[start Entries provided]

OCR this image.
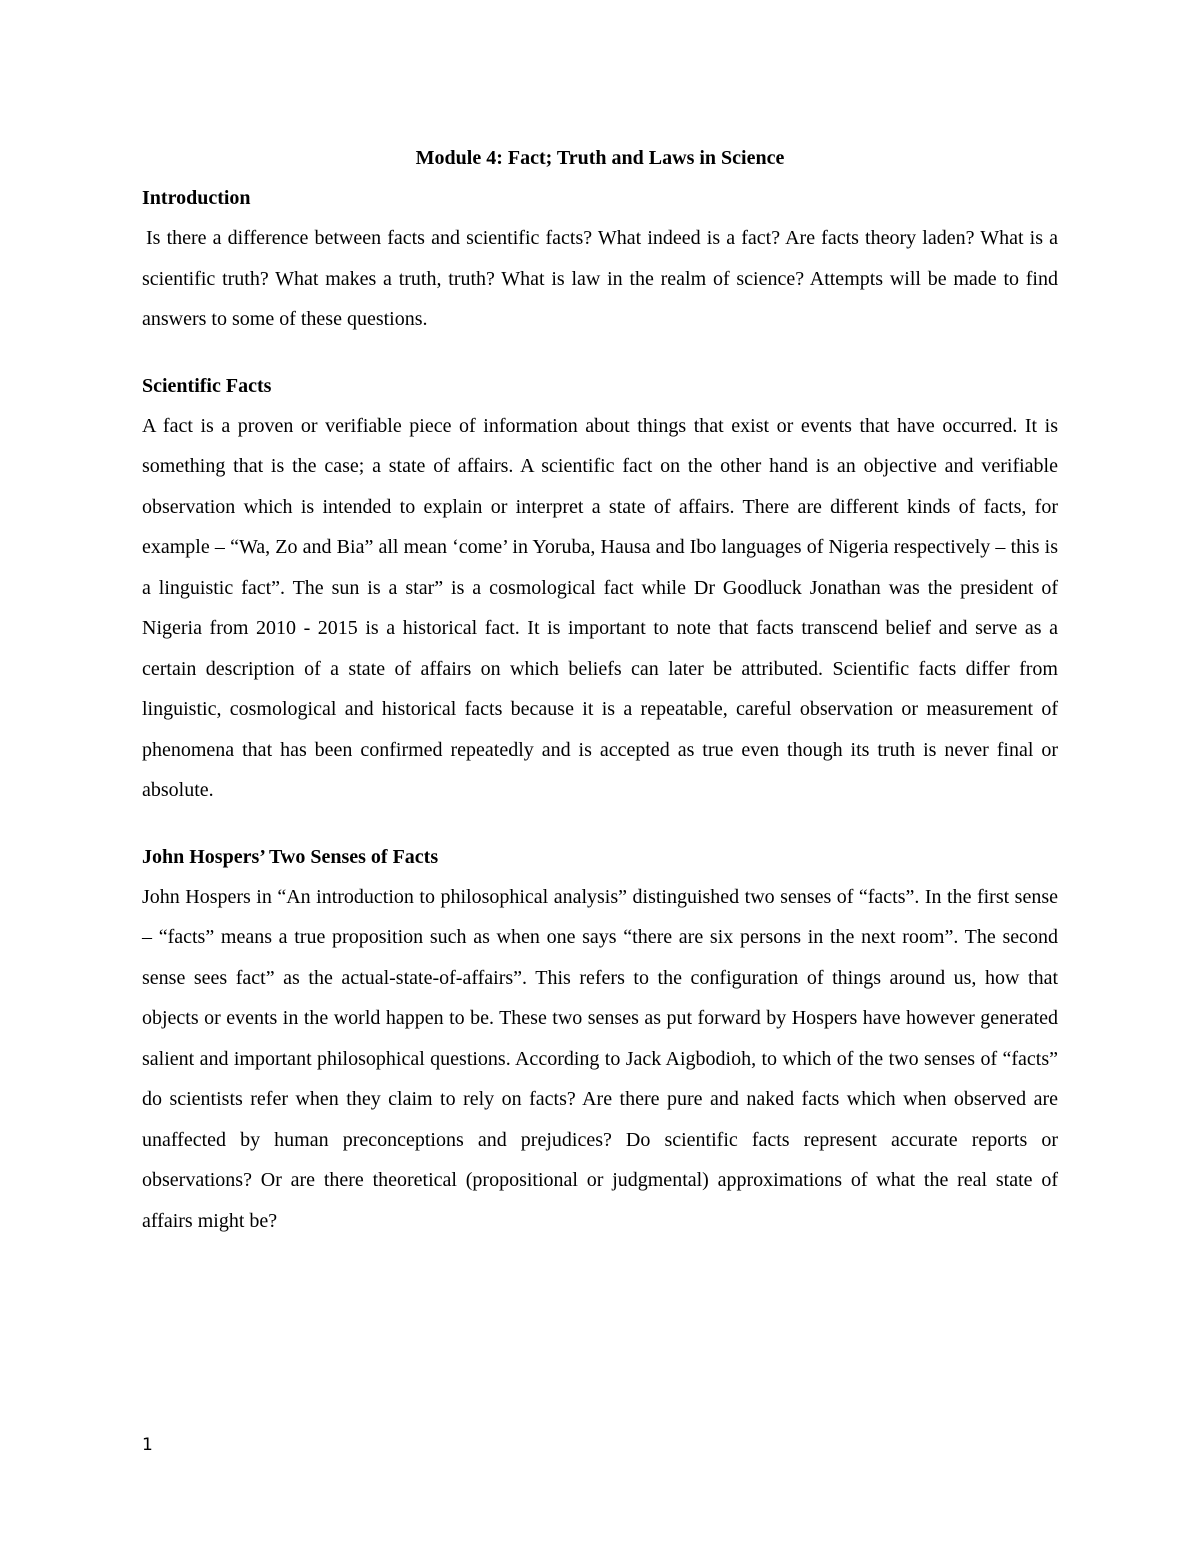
Module 4: Fact; Truth and Laws in Science
Introduction

Is there a difference between facts and scientific facts? What indeed is a fact? Are facts theory laden? What is a scientific truth? What makes a truth, truth? What is law in the realm of science? Attempts will be made to find answers to some of these questions.

Scientific Facts

A fact is a proven or verifiable piece of information about things that exist or events that have occurred. It is something that is the case; a state of affairs. A scientific fact on the other hand is an objective and verifiable observation which is intended to explain or interpret a state of affairs. There are different kinds of facts, for example – “Wa, Zo and Bia” all mean ‘come’ in Yoruba, Hausa and Ibo languages of Nigeria respectively – this is a linguistic fact”. The sun is a star” is a cosmological fact while Dr Goodluck Jonathan was the president of Nigeria from 2010 - 2015 is a historical fact. It is important to note that facts transcend belief and serve as a certain description of a state of affairs on which beliefs can later be attributed. Scientific facts differ from linguistic, cosmological and historical facts because it is a repeatable, careful observation or measurement of phenomena that has been confirmed repeatedly and is accepted as true even though its truth is never final or absolute.

John Hospers’ Two Senses of Facts

John Hospers in “An introduction to philosophical analysis” distinguished two senses of “facts”. In the first sense – “facts” means a true proposition such as when one says “there are six persons in the next room”. The second sense sees fact” as the actual-state-of-affairs”. This refers to the configuration of things around us, how that objects or events in the world happen to be. These two senses as put forward by Hospers have however generated salient and important philosophical questions. According to Jack Aigbodioh, to which of the two senses of “facts” do scientists refer when they claim to rely on facts? Are there pure and naked facts which when observed are unaffected by human preconceptions and prejudices? Do scientific facts represent accurate reports or observations? Or are there theoretical (propositional or judgmental) approximations of what the real state of affairs might be?

1
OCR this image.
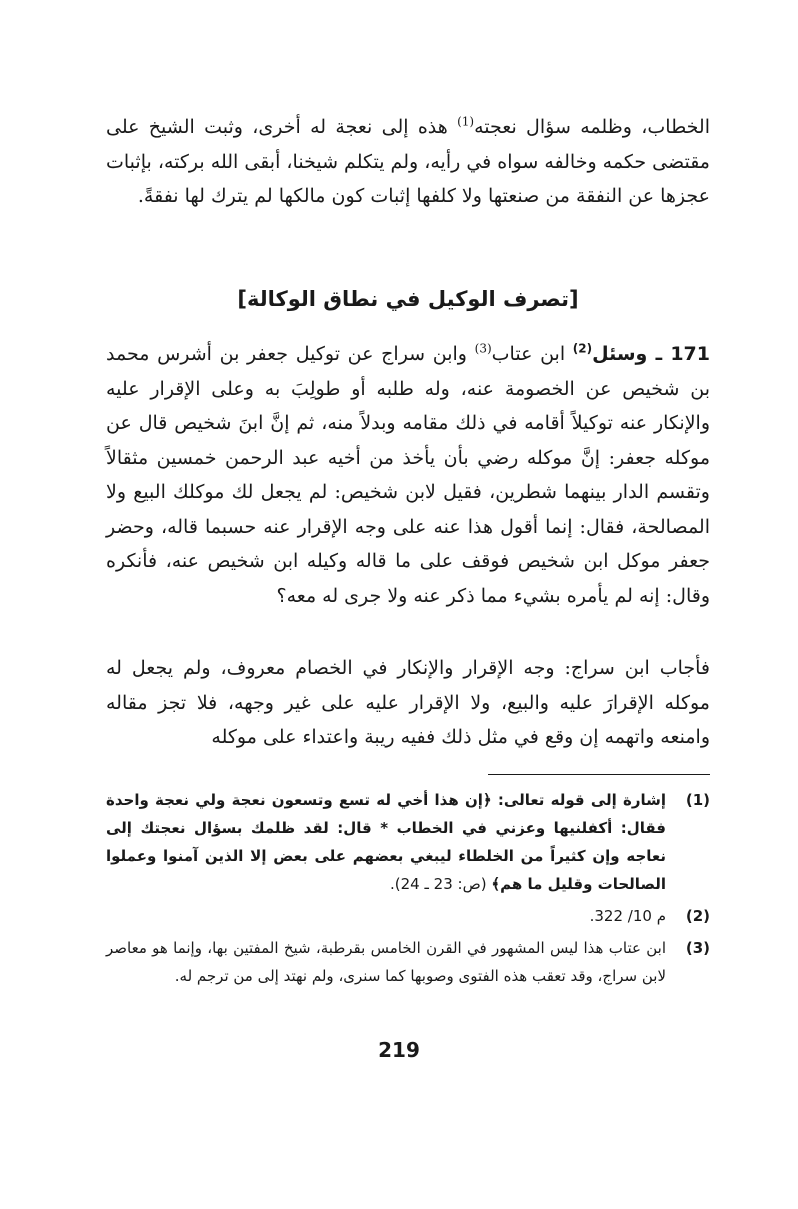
الخطاب، وظلمه سؤال نعجته$^{(1)}$ هذه إلى نعجة له أخرى، وثبت الشيخ على مقتضى حكمه وخالفه سواه في رأيه، ولم يتكلم شيخنا، أبقى الله بركته، بإثبات عجزها عن النفقة من صنعتها ولا كلفها إثبات كون مالكها لم يترك لها نفقةً.
[تصرف الوكيل في نطاق الوكالة]
171 ـ وسئل$^{(2)}$ ابن عتاب$^{(3)}$ وابن سراج عن توكيل جعفر بن أشرس محمد بن شخيص عن الخصومة عنه، وله طلبه أو طولِبَ به وعلى الإقرار عليه والإنكار عنه توكيلاً أقامه في ذلك مقامه وبدلاً منه، ثم إنَّ ابنَ شخيص قال عن موكله جعفر: إنَّ موكله رضي بأن يأخذ من أخيه عبد الرحمن خمسين مثقالاً وتقسم الدار بينهما شطرين، فقيل لابن شخيص: لم يجعل لك موكلك البيع ولا المصالحة، فقال: إنما أقول هذا عنه على وجه الإقرار عنه حسبما قاله، وحضر جعفر موكل ابن شخيص فوقف على ما قاله وكيله ابن شخيص عنه، فأنكره وقال: إنه لم يأمره بشيء مما ذكر عنه ولا جرى له معه؟
فأجاب ابن سراج: وجه الإقرار والإنكار في الخصام معروف، ولم يجعل له موكله الإقرارَ عليه والبيع، ولا الإقرار عليه على غير وجهه، فلا تجز مقاله وامنعه واتهمه إن وقع في مثل ذلك ففيه ريبة واعتداء على موكله
(1)
إشارة إلى قوله تعالى: ﴿إن هذا أخي له تسع وتسعون نعجة ولي نعجة واحدة فقال: أكفلنيها وعزني في الخطاب * قال: لقد ظلمك بسؤال نعجتك إلى نعاجه وإن كثيراً من الخلطاء ليبغي بعضهم على بعض إلا الذين آمنوا وعملوا الصالحات وقليل ما هم﴾ (ص: 23 ـ 24).
(2)
م 10/ 322.
(3)
ابن عتاب هذا ليس المشهور في القرن الخامس بقرطبة، شيخ المفتين بها، وإنما هو معاصر لابن سراج، وقد تعقب هذه الفتوى وصوبها كما سنرى، ولم نهتد إلى من ترجم له.
219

[end Entries provided]

▶ **Task requirements**:
Wherever "يجعل" shows up in a line, copy that line.

▶ **Written answer**:
171 ـ وسئل$^{(2)}$ ابن عتاب$^{(3)}$ وابن سراج عن توكيل جعفر بن أشرس محمد بن شخيص عن الخصومة عنه، وله طلبه أو طولِبَ به وعلى الإقرار عليه والإنكار عنه توكيلاً أقامه في ذلك مقامه وبدلاً منه، ثم إنَّ ابنَ شخيص قال عن موكله جعفر: إنَّ موكله رضي بأن يأخذ من أخيه عبد الرحمن خمسين مثقالاً وتقسم الدار بينهما شطرين، فقيل لابن شخيص: لم يجعل لك موكلك البيع ولا المصالحة، فقال: إنما أقول هذا عنه على وجه الإقرار عنه حسبما قاله، وحضر جعفر موكل ابن شخيص فوقف على ما قاله وكيله ابن شخيص عنه، فأنكره وقال: إنه لم يأمره بشيء مما ذكر عنه ولا جرى له معه؟
فأجاب ابن سراج: وجه الإقرار والإنكار في الخصام معروف، ولم يجعل له موكله الإقرارَ عليه والبيع، ولا الإقرار عليه على غير وجهه، فلا تجز مقاله وامنعه واتهمه إن وقع في مثل ذلك ففيه ريبة واعتداء على موكله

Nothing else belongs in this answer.